OBJECTIVE: Each line that holds the word "status" counts once. Give the total number of such lines and nothing else.

-- PROVIDED ENTRIES start --

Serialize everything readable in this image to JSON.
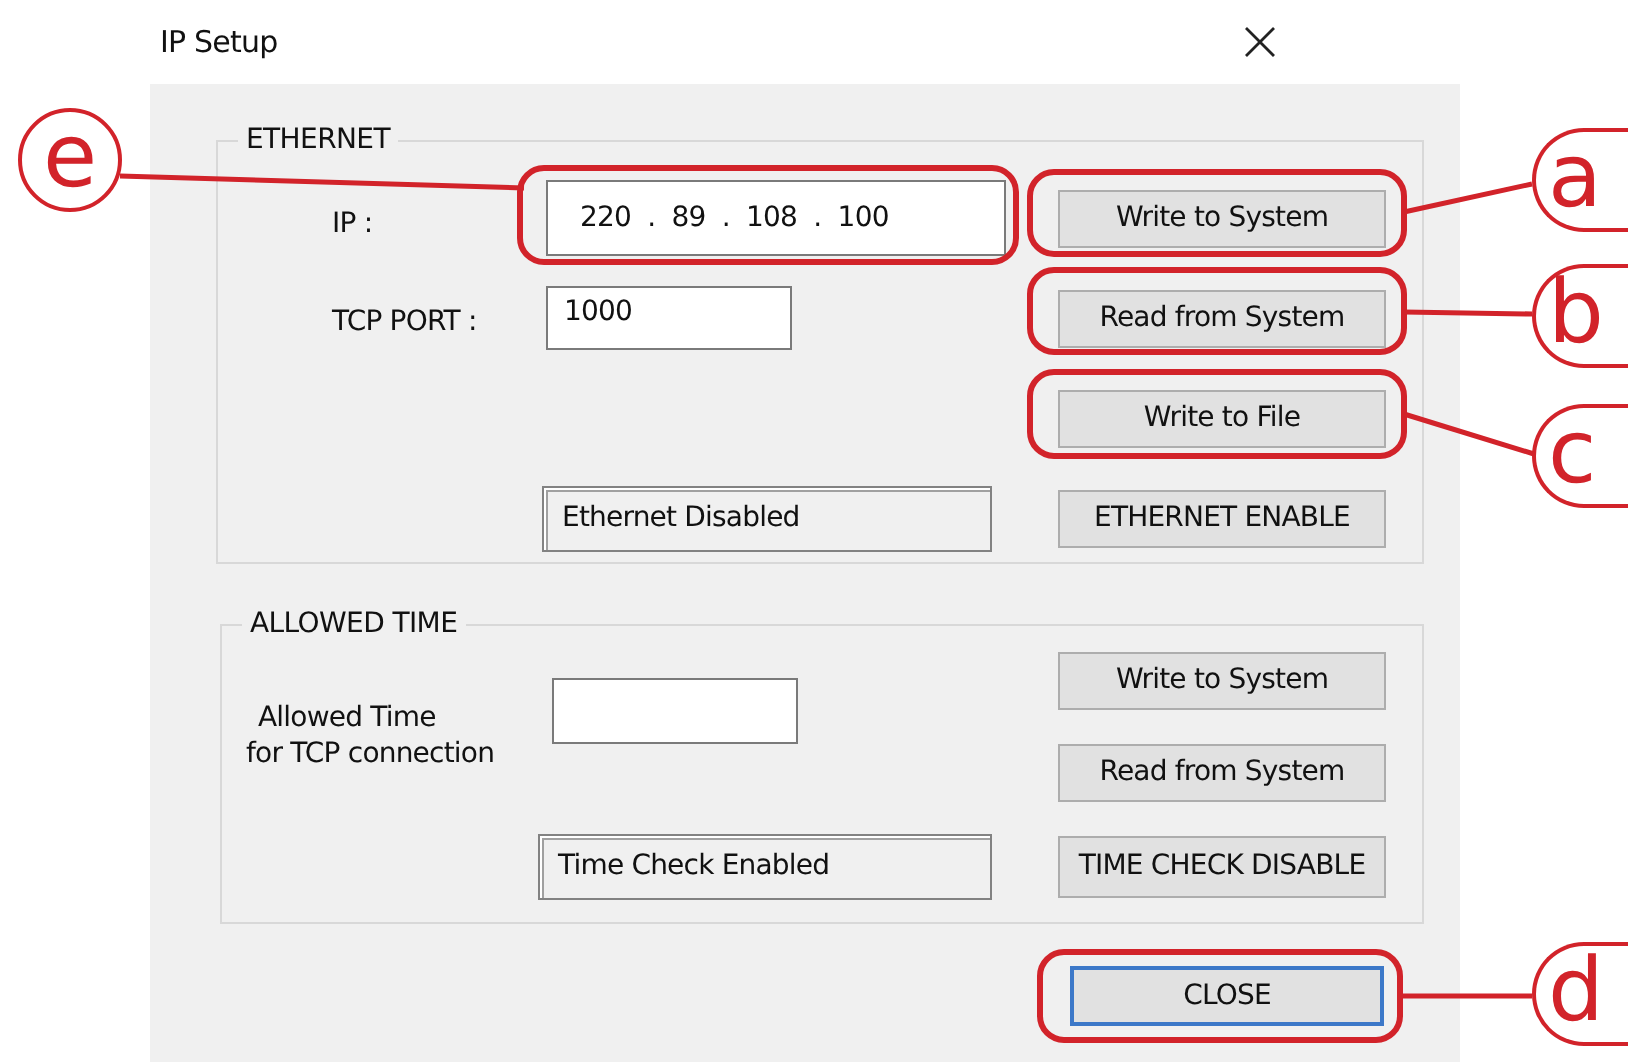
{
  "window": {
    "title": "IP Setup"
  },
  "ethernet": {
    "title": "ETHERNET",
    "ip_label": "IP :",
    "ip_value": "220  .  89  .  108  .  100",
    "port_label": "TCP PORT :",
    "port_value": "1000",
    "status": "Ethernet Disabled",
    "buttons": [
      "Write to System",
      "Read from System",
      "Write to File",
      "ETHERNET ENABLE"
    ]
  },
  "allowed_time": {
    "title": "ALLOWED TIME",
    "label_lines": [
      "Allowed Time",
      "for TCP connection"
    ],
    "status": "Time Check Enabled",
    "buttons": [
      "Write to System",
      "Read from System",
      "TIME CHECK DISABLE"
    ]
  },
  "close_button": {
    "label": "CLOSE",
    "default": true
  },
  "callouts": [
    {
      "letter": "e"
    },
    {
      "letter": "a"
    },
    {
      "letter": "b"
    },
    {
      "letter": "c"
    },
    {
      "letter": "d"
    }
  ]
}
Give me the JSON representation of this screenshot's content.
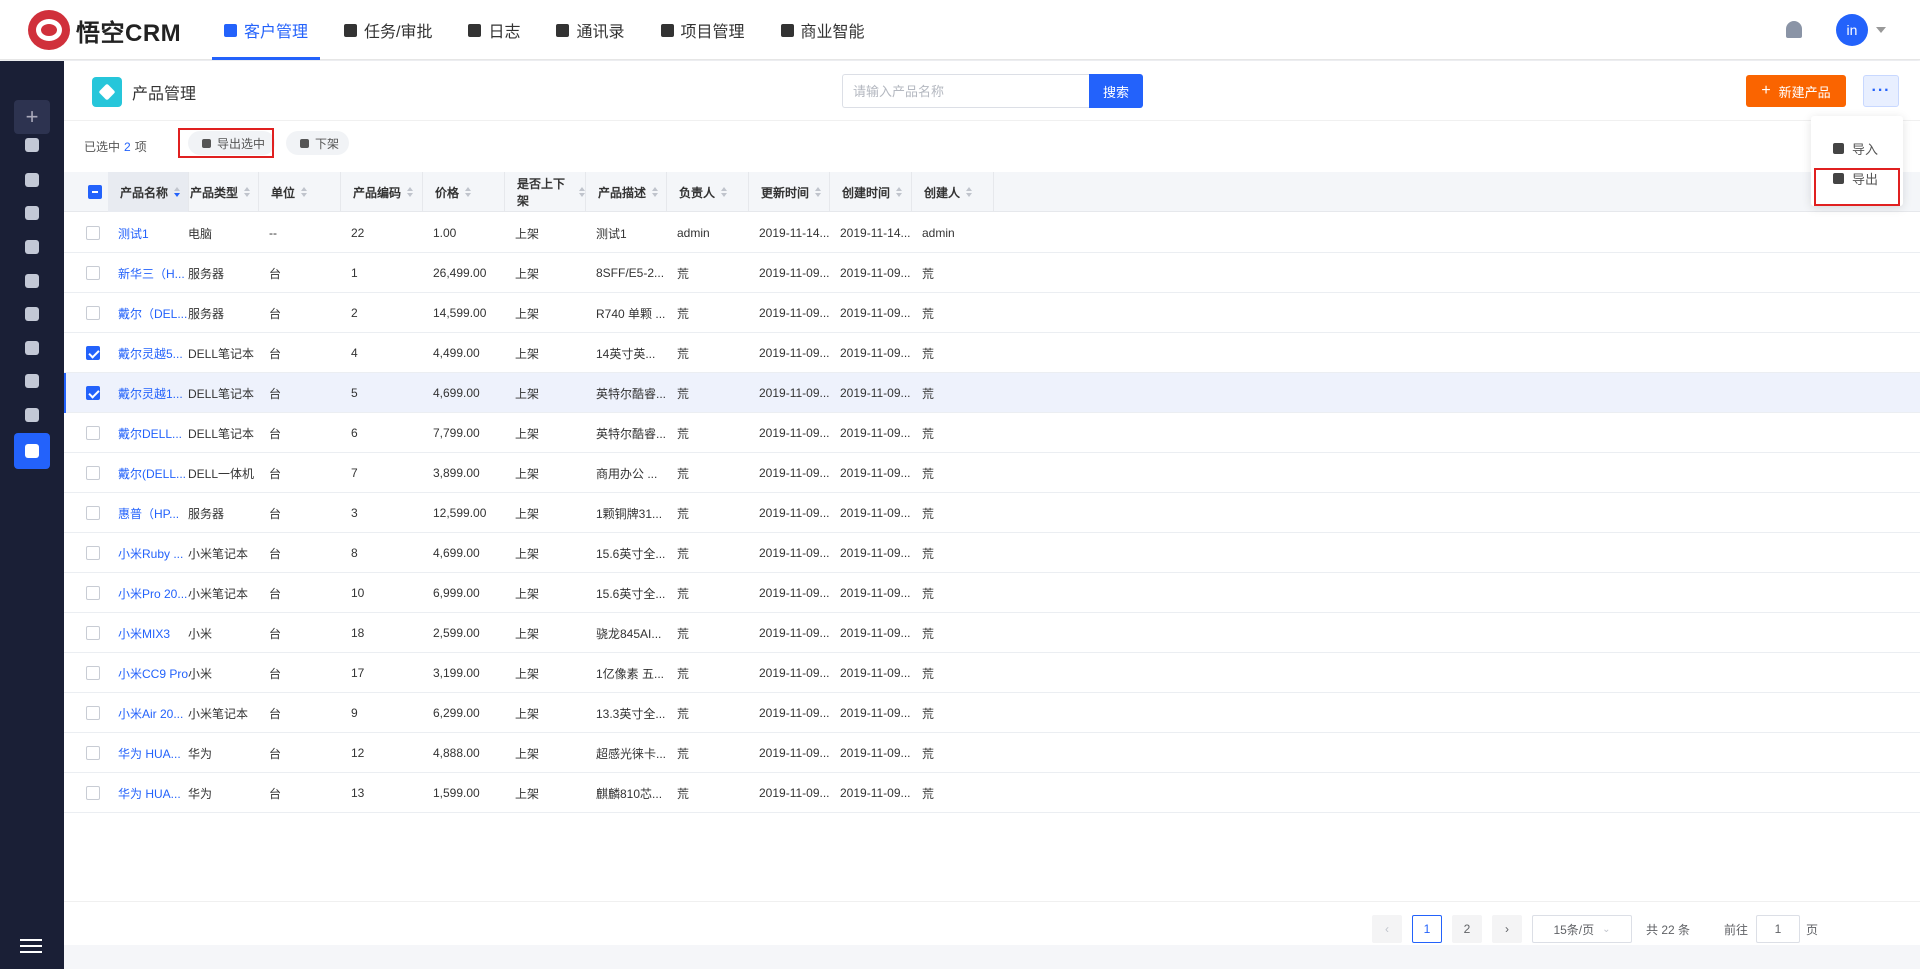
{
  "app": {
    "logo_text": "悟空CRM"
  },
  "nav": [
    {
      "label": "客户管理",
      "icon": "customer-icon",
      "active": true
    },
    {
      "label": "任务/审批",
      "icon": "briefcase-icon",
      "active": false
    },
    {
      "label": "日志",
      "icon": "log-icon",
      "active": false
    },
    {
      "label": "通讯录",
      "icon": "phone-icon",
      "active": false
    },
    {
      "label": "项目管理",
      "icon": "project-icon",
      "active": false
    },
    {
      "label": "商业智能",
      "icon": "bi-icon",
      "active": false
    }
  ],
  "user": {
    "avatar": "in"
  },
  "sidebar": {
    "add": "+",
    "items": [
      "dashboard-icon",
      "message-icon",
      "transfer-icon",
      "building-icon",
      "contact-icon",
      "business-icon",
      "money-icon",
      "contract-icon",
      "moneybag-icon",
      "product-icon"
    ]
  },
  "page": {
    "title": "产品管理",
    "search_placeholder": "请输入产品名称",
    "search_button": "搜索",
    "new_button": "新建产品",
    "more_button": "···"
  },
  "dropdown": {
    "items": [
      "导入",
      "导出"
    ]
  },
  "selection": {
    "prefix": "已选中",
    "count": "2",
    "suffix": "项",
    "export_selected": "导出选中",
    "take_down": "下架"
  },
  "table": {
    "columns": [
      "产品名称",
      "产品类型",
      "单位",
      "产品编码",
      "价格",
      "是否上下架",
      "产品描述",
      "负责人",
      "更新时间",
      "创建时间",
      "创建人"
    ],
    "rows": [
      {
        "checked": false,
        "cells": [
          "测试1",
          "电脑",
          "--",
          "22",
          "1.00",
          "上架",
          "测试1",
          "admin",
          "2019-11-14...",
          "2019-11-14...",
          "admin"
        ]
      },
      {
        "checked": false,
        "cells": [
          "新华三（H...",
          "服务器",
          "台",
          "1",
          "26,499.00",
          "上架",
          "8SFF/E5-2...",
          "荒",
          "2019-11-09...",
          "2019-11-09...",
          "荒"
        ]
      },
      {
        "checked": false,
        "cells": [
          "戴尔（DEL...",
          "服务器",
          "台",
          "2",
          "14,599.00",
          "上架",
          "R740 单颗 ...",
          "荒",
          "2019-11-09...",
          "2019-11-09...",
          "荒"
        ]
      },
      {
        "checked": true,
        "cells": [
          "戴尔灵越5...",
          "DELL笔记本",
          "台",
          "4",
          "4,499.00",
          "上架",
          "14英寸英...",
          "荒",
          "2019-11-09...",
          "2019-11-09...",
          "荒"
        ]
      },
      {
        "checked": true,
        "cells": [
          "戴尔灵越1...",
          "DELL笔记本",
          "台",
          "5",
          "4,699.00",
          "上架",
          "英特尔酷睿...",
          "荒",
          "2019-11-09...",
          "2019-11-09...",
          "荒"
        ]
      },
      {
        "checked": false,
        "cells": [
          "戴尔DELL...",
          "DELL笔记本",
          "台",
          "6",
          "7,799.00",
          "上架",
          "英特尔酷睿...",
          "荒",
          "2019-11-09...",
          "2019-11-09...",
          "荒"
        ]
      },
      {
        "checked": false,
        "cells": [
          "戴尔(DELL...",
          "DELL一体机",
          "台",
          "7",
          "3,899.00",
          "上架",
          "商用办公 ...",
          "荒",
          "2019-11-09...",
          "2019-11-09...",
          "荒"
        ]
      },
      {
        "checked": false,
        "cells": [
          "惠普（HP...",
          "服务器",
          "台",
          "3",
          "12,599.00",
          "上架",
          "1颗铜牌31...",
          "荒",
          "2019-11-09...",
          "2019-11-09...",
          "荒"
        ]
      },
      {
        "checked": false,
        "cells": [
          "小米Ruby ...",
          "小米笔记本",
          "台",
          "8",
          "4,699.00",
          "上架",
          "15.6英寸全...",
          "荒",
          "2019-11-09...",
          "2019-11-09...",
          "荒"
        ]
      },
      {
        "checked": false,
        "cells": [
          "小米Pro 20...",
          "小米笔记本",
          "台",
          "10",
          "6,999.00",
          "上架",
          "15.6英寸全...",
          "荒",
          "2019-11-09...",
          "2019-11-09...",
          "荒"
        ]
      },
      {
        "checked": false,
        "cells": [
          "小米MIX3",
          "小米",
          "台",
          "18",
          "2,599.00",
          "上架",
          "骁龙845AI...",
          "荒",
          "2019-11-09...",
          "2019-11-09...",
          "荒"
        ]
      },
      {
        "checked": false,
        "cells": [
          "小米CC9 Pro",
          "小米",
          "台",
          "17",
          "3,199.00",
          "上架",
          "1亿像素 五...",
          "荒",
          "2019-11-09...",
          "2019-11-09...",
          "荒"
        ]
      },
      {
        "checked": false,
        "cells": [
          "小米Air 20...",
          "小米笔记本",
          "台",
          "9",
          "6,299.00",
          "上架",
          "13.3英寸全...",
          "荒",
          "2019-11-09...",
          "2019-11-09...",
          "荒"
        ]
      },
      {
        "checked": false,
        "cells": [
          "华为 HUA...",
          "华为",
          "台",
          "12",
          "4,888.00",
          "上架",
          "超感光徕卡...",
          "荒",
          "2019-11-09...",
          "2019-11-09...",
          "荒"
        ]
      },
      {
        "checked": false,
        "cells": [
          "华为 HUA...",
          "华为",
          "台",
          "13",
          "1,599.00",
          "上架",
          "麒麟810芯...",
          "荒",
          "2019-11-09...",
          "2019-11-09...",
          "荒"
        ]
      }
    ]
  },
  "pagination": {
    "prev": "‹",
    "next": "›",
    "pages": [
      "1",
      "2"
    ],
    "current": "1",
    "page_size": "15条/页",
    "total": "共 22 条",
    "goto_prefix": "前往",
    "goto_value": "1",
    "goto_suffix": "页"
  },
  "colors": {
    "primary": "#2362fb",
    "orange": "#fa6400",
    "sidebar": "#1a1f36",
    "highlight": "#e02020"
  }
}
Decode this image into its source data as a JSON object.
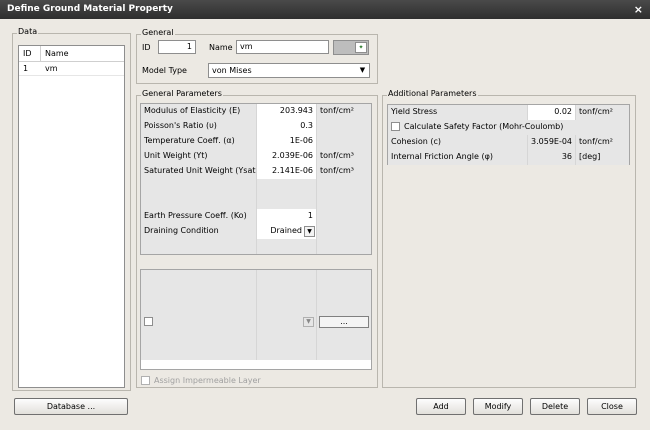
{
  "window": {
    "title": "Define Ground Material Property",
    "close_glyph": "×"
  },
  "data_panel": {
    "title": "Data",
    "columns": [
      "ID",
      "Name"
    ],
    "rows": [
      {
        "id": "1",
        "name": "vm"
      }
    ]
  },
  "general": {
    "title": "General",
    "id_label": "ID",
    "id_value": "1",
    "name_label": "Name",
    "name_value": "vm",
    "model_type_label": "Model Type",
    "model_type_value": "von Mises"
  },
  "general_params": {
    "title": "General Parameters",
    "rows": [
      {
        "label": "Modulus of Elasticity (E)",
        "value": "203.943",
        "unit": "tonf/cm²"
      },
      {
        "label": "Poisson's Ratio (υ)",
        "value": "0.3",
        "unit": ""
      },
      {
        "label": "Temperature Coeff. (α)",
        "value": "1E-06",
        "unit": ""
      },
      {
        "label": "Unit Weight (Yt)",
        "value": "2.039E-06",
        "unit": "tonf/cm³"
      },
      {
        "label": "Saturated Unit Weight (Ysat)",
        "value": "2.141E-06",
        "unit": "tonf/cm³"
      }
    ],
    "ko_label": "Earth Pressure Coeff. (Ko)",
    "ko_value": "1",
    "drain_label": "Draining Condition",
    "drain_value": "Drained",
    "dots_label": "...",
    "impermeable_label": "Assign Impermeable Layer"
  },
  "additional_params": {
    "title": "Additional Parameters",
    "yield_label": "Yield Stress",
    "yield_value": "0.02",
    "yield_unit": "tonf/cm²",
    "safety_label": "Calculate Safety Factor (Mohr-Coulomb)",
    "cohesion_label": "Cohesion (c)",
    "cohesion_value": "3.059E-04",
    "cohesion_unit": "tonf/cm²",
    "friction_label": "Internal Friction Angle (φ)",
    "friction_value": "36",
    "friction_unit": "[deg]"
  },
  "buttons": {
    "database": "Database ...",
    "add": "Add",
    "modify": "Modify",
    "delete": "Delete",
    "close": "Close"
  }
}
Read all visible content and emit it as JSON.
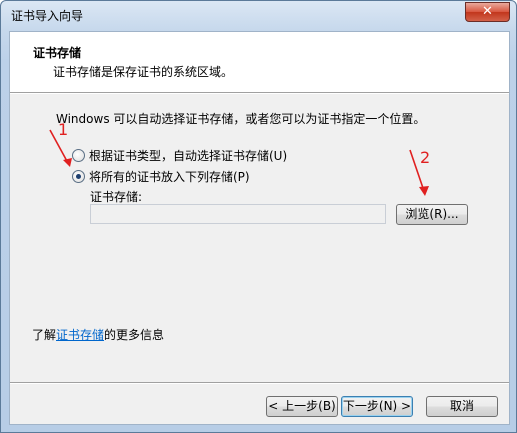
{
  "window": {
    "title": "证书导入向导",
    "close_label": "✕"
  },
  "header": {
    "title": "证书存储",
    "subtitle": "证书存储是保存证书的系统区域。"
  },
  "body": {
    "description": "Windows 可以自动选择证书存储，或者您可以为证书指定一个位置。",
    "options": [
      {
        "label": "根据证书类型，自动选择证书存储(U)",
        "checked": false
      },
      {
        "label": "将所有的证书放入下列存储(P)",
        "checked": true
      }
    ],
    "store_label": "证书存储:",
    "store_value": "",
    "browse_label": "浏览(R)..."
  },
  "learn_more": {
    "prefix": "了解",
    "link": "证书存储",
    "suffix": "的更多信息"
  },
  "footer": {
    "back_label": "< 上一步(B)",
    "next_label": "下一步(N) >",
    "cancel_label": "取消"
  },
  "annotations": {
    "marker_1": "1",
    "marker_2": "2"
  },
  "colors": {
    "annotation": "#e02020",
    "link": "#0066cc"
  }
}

-- PROVIDED ENTRIES end --

SOLUTION TO THIS EXERCISE: 2